— DATASET —

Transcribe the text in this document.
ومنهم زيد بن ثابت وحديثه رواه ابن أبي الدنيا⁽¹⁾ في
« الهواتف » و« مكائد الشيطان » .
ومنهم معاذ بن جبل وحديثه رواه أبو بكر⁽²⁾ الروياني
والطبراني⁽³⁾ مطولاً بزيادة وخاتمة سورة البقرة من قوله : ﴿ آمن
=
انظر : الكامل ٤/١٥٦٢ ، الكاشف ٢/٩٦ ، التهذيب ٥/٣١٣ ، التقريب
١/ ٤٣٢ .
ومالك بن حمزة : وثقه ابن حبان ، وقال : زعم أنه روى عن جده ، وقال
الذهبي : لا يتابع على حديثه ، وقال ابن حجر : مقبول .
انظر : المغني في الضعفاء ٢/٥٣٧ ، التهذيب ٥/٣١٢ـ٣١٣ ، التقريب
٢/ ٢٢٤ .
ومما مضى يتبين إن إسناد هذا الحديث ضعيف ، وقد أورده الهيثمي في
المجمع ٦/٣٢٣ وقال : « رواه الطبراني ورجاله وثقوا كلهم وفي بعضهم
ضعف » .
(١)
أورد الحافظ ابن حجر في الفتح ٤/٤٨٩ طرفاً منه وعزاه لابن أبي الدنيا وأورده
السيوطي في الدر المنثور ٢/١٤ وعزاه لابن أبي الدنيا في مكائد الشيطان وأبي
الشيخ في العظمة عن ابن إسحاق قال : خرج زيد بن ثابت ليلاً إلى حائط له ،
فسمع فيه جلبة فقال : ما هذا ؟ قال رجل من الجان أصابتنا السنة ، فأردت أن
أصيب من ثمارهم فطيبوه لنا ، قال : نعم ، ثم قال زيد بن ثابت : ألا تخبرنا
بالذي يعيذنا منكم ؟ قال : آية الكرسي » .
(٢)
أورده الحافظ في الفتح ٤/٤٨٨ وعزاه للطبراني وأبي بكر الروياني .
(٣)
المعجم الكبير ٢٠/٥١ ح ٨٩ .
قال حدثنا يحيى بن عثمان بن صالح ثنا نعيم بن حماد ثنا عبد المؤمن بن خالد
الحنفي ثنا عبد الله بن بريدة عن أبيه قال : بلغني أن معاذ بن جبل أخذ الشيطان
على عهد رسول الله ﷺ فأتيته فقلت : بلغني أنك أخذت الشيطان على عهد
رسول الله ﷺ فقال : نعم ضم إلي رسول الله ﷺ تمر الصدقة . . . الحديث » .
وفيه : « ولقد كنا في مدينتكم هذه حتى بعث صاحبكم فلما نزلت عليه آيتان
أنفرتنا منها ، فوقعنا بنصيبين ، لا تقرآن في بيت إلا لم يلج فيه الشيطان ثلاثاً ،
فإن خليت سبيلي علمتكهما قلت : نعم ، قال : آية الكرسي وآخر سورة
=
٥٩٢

— TASK STATEMENT —
Extract each line holding the word "انظر" from the records.

— COMPLETE OUTPUT —
انظر : الكامل ٤/١٥٦٢ ، الكاشف ٢/٩٦ ، التهذيب ٥/٣١٣ ، التقريب
انظر : المغني في الضعفاء ٢/٥٣٧ ، التهذيب ٥/٣١٢ـ٣١٣ ، التقريب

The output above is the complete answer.